**What is expected:** The listing below must be repeated word for word, with its images excluded.

**Provided entries:**
------------

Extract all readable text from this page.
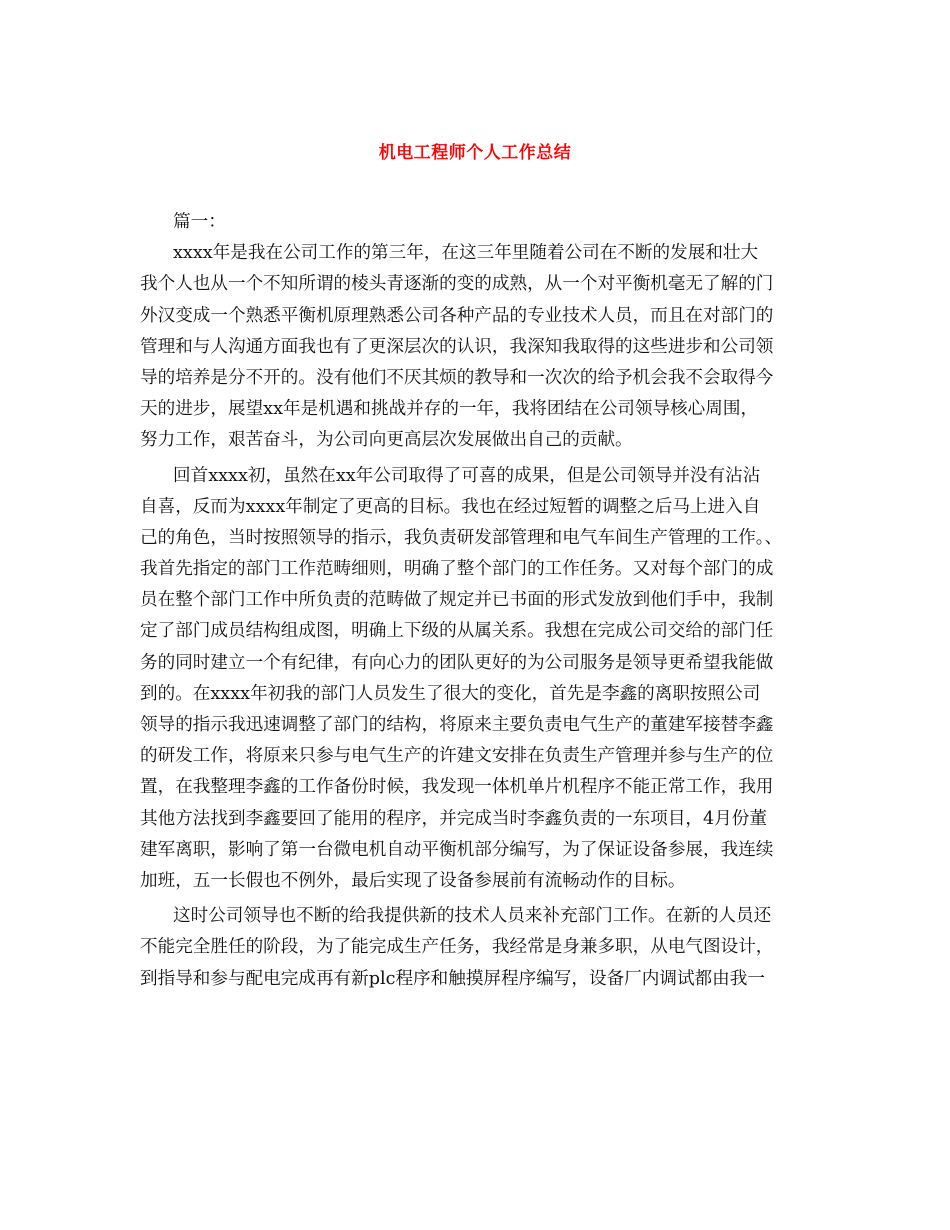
机电工程师个人工作总结
篇一：
xxxx年是我在公司工作的第三年，在这三年里随着公司在不断的发展和壮大
我个人也从一个不知所谓的棱头青逐渐的变的成熟，从一个对平衡机毫无了解的门
外汉变成一个熟悉平衡机原理熟悉公司各种产品的专业技术人员，而且在对部门的
管理和与人沟通方面我也有了更深层次的认识，我深知我取得的这些进步和公司领
导的培养是分不开的。没有他们不厌其烦的教导和一次次的给予机会我不会取得今
天的进步，展望xx年是机遇和挑战并存的一年，我将团结在公司领导核心周围，
努力工作，艰苦奋斗，为公司向更高层次发展做出自己的贡献。
回首xxxx初，虽然在xx年公司取得了可喜的成果，但是公司领导并没有沾沾
自喜，反而为xxxx年制定了更高的目标。我也在经过短暂的调整之后马上进入自
己的角色，当时按照领导的指示，我负责研发部管理和电气车间生产管理的工作。、
我首先指定的部门工作范畴细则，明确了整个部门的工作任务。又对每个部门的成
员在整个部门工作中所负责的范畴做了规定并已书面的形式发放到他们手中，我制
定了部门成员结构组成图，明确上下级的从属关系。我想在完成公司交给的部门任
务的同时建立一个有纪律，有向心力的团队更好的为公司服务是领导更希望我能做
到的。在xxxx年初我的部门人员发生了很大的变化，首先是李鑫的离职按照公司
领导的指示我迅速调整了部门的结构，将原来主要负责电气生产的董建军接替李鑫
的研发工作，将原来只参与电气生产的许建文安排在负责生产管理并参与生产的位
置，在我整理李鑫的工作备份时候，我发现一体机单片机程序不能正常工作，我用
其他方法找到李鑫要回了能用的程序，并完成当时李鑫负责的一东项目，4月份董
建军离职，影响了第一台微电机自动平衡机部分编写，为了保证设备参展，我连续
加班，五一长假也不例外，最后实现了设备参展前有流畅动作的目标。
这时公司领导也不断的给我提供新的技术人员来补充部门工作。在新的人员还
不能完全胜任的阶段，为了能完成生产任务，我经常是身兼多职，从电气图设计，
到指导和参与配电完成再有新plc程序和触摸屏程序编写，设备厂内调试都由我一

------------

**Result:**
Extract all readable text from this page.
机电工程师个人工作总结
篇一：
xxxx年是我在公司工作的第三年，在这三年里随着公司在不断的发展和壮大
我个人也从一个不知所谓的棱头青逐渐的变的成熟，从一个对平衡机毫无了解的门
外汉变成一个熟悉平衡机原理熟悉公司各种产品的专业技术人员，而且在对部门的
管理和与人沟通方面我也有了更深层次的认识，我深知我取得的这些进步和公司领
导的培养是分不开的。没有他们不厌其烦的教导和一次次的给予机会我不会取得今
天的进步，展望xx年是机遇和挑战并存的一年，我将团结在公司领导核心周围，
努力工作，艰苦奋斗，为公司向更高层次发展做出自己的贡献。
回首xxxx初，虽然在xx年公司取得了可喜的成果，但是公司领导并没有沾沾
自喜，反而为xxxx年制定了更高的目标。我也在经过短暂的调整之后马上进入自
己的角色，当时按照领导的指示，我负责研发部管理和电气车间生产管理的工作。、
我首先指定的部门工作范畴细则，明确了整个部门的工作任务。又对每个部门的成
员在整个部门工作中所负责的范畴做了规定并已书面的形式发放到他们手中，我制
定了部门成员结构组成图，明确上下级的从属关系。我想在完成公司交给的部门任
务的同时建立一个有纪律，有向心力的团队更好的为公司服务是领导更希望我能做
到的。在xxxx年初我的部门人员发生了很大的变化，首先是李鑫的离职按照公司
领导的指示我迅速调整了部门的结构，将原来主要负责电气生产的董建军接替李鑫
的研发工作，将原来只参与电气生产的许建文安排在负责生产管理并参与生产的位
置，在我整理李鑫的工作备份时候，我发现一体机单片机程序不能正常工作，我用
其他方法找到李鑫要回了能用的程序，并完成当时李鑫负责的一东项目，4月份董
建军离职，影响了第一台微电机自动平衡机部分编写，为了保证设备参展，我连续
加班，五一长假也不例外，最后实现了设备参展前有流畅动作的目标。
这时公司领导也不断的给我提供新的技术人员来补充部门工作。在新的人员还
不能完全胜任的阶段，为了能完成生产任务，我经常是身兼多职，从电气图设计，
到指导和参与配电完成再有新plc程序和触摸屏程序编写，设备厂内调试都由我一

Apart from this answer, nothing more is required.